Kendati sempat memperoleh tudingan miring, Sudung ternyata justru dipromosikan menjadi Sekretaris Jaksa Agung Muda Tindak Pidana Khusus (Sesjampidsus) pada Kejaksaan Agung RI. Ia menggantikan Arnold Angkouw yang memasuki masa pensiun.

Sementara Jabatan Kajati DKI Jakarta kemudian diisi oleh Toni Spontana yang sebelumnya menjabat Kajati DIY. Selain itu Tomo Sitepu yang sebelumnya menjabat Asisten Pidana Khusus (Aspidsus) Kajati DKI Jakarta juga mengikuti jejak seniornya dengan menjadi Koordinator pada Jampidsus.

Komisi Pemberantasan Korupsi (KPK) terlihat cukup gerah mendengar kabar ini. Wakil Ketua KPK Laode Muhamad Syarif memang mengakui jika rotasi yang diberikan merupakan kewenangan penuh Jaksa Agung HM Prasetyo. Tetapi ia menyayangkan mengapa Sudung yang dicurigai tersangkut kasus korupsi mendapatkan posisi tersebut.

"Kami tidak ikut campur tangan dengan sistem mutasi tapi kami berharap kalau dicurigai dan masih dalam proses memperjelas status seseorang mungkin bagusnya tidak dapatkan posisi strategis," kata Syarif.

Meskipun demikian, ia mengembalikan semua ini kepada internal Kejaksaan Agung. Syarif berharap penunjukkan itu dilakukan berdasarkan kapabilitas seseorang. "Tergantung internal Kejagung. Kita berharap orang-orang yang ditempatkan berdasarkan kemampuannya," terang Syarif.

Nama Sudung dan Tomo memang disebut terlilit kasus suap PT Brantas Abipraya. Bos perusahaan BUMN tersebut yaitu Sudi Wantoko dan Dandung Pamularno berencana menyuap Sudung dan Tomo agar kasus PT Brantas dihentikan. Pemberian uang sebesar Rp2,5 miliar memang tidak secara langsung diberikan petinggi PT Brantas, tetapi melalui seorang perantara bernama  Marudut.

Sayangnya sebelum uang sampai ke tangan mereka, KPK terlebih dahulu melakukan penangkapan kepada Marudut yang dilanjutkan pada Sudi dan juga Dandung. Dalam proses persidangan ada sejumlah percakapan antara Marudut dengan Tomo maupun Sudung untuk menghentikan proses perkara.

TAK PENGARUHI PENYIDIKIKAN KPK - Sementara itu dalam keterangan kepada wartawan Juru Bicara KPK Febri Diansyah menegaskan posisi Sudung dan Tomo yang naik jabatan di tingkat pusat tidak mempengaruhi proses hukum yang sedang berjalan. Menurut Febri, hingga saat ini penyelidikan kepada dua orang tersebut masih terus berjalan dan tidak berhenti begitu saja.

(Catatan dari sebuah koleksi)
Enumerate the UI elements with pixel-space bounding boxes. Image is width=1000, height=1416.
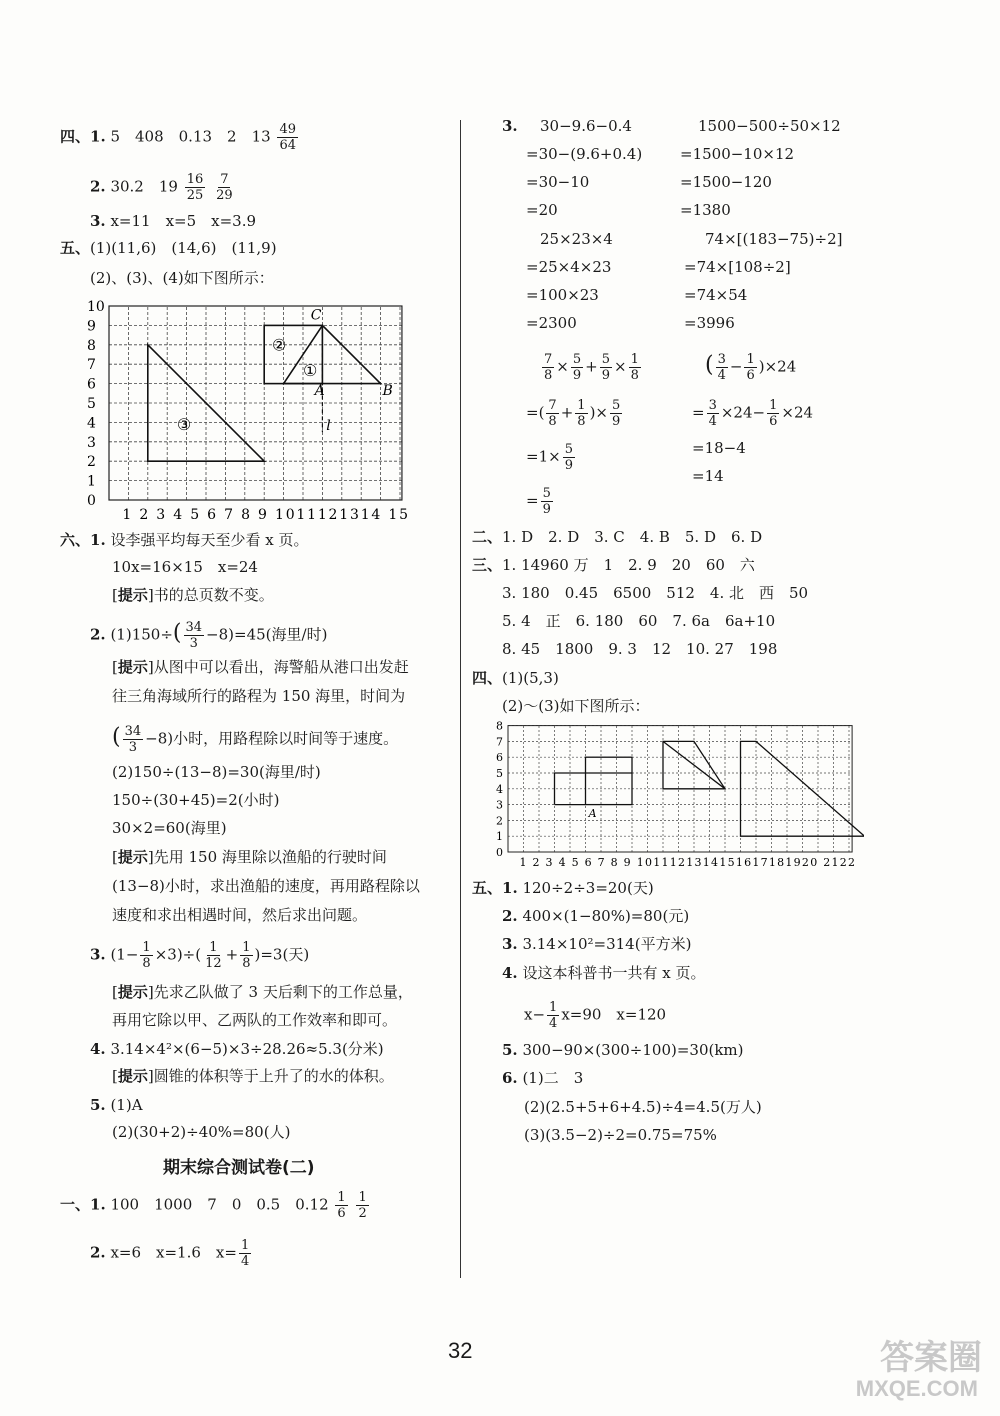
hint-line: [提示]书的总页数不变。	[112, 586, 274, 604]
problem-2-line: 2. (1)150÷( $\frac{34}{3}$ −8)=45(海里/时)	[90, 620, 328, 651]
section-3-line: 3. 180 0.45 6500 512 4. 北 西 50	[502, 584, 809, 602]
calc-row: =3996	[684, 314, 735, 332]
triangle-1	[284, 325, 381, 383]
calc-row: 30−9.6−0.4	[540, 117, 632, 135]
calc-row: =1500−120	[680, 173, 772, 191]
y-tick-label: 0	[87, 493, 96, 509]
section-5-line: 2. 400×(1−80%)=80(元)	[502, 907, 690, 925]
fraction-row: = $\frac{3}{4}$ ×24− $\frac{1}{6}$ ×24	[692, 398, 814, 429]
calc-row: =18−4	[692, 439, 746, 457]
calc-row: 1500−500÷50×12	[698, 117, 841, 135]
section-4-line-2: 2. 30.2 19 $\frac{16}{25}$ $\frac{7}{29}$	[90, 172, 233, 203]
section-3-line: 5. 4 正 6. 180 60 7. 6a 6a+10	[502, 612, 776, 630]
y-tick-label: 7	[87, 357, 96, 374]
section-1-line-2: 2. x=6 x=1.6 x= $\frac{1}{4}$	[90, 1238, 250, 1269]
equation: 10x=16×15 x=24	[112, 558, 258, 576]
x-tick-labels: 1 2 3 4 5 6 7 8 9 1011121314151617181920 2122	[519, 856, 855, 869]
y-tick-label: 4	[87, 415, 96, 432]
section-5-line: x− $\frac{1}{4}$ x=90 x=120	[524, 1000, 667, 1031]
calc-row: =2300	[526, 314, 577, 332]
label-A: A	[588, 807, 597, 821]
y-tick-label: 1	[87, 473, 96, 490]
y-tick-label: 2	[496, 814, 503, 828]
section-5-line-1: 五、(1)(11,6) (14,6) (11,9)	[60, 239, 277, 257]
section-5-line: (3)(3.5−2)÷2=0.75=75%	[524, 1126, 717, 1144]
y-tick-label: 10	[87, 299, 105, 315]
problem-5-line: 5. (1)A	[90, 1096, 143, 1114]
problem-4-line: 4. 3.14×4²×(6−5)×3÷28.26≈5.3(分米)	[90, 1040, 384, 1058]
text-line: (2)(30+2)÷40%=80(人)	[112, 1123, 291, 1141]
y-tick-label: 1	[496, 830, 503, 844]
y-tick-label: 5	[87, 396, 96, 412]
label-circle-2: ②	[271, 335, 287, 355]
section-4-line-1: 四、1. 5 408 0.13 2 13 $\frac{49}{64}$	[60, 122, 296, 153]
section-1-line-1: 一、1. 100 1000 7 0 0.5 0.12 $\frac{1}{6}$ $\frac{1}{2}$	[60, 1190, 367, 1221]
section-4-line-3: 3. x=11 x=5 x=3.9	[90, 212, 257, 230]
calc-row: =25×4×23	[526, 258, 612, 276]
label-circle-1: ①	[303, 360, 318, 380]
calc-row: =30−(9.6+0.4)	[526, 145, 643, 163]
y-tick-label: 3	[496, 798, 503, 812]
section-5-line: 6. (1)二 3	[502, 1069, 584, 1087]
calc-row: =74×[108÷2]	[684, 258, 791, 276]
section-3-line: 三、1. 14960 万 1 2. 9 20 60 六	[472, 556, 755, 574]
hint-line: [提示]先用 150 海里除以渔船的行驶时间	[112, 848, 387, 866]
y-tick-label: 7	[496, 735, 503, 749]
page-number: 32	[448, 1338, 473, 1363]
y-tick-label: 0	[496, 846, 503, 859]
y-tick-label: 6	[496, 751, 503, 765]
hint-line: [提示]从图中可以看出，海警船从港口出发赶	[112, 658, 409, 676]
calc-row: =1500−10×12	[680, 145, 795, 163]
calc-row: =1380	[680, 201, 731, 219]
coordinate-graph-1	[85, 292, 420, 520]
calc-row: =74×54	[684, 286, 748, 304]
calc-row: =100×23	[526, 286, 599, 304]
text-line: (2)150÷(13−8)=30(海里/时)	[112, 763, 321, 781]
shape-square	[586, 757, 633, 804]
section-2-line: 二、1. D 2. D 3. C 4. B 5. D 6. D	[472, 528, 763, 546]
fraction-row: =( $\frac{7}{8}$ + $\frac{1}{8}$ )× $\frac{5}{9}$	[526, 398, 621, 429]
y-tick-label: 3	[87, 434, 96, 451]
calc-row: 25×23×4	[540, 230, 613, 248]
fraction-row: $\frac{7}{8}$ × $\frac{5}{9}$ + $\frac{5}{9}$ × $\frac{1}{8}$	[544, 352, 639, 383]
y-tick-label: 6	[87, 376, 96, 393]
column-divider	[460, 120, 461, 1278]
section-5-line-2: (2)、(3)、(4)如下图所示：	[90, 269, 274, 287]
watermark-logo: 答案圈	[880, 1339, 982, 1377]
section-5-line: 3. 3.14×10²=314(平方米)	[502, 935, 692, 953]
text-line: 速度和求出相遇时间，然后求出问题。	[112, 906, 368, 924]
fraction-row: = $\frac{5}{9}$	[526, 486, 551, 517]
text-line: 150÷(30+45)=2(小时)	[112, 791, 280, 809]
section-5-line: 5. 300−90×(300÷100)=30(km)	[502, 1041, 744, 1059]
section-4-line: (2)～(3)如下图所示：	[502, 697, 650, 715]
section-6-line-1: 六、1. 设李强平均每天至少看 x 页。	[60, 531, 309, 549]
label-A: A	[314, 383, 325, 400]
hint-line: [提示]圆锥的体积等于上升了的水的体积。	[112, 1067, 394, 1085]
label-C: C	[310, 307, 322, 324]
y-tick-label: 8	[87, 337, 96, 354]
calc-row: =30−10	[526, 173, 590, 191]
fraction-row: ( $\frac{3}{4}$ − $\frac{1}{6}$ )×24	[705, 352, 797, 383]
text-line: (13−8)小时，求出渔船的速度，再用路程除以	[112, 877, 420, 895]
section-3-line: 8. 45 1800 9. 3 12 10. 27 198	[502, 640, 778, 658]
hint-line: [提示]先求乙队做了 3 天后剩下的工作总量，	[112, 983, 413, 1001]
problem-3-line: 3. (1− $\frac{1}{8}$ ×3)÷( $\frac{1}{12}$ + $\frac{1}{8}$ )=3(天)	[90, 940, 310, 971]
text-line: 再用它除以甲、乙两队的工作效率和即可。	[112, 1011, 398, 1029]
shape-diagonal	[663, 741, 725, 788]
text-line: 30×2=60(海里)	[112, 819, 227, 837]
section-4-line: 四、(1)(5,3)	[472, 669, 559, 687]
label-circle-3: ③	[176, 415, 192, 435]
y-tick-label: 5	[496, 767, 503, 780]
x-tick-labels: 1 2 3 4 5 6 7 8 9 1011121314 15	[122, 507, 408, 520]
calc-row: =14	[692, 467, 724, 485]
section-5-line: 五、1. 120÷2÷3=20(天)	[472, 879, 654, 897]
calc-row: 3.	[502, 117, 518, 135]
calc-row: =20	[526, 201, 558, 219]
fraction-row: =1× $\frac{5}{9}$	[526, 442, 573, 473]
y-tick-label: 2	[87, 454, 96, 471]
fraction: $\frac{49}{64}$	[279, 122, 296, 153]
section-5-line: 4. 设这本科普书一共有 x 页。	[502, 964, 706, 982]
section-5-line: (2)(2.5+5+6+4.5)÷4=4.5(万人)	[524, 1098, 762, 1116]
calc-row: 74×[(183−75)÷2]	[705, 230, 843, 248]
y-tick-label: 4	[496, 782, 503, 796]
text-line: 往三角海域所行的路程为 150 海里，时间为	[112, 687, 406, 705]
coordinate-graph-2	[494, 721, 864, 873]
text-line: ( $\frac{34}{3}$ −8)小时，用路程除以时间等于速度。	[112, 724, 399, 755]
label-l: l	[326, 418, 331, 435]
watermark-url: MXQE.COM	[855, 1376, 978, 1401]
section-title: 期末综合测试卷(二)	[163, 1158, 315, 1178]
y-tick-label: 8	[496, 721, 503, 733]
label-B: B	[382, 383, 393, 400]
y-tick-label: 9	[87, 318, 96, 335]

Tugas 1:
Jawab pertanyaan berikut berdasarkan artikel:
(a) Siapa yang digantikan Sudung sebagai Sesjampidsus?
(b) Melalui perantara siapa uang Rp2,5 miliar itu akan diberikan?
(c) Siapa Juru Bicara KPK yang disebut dalam artikel?
Tugas 2: Salin ulang seluruh bagian artikel, dari "Nama Sudung dan" terus sampai "perantara bernama  Marudut.".
Jawablah hanya berdasarkan artikel.

Jawaban 1:
(a) Arnold Angkouw
(b) Marudut
(c) Febri Diansyah

Jawaban 2:
Nama Sudung dan Tomo memang disebut terlilit kasus suap PT Brantas Abipraya. Bos perusahaan BUMN tersebut yaitu Sudi Wantoko dan Dandung Pamularno berencana menyuap Sudung dan Tomo agar kasus PT Brantas dihentikan. Pemberian uang sebesar Rp2,5 miliar memang tidak secara langsung diberikan petinggi PT Brantas, tetapi melalui seorang perantara bernama  Marudut.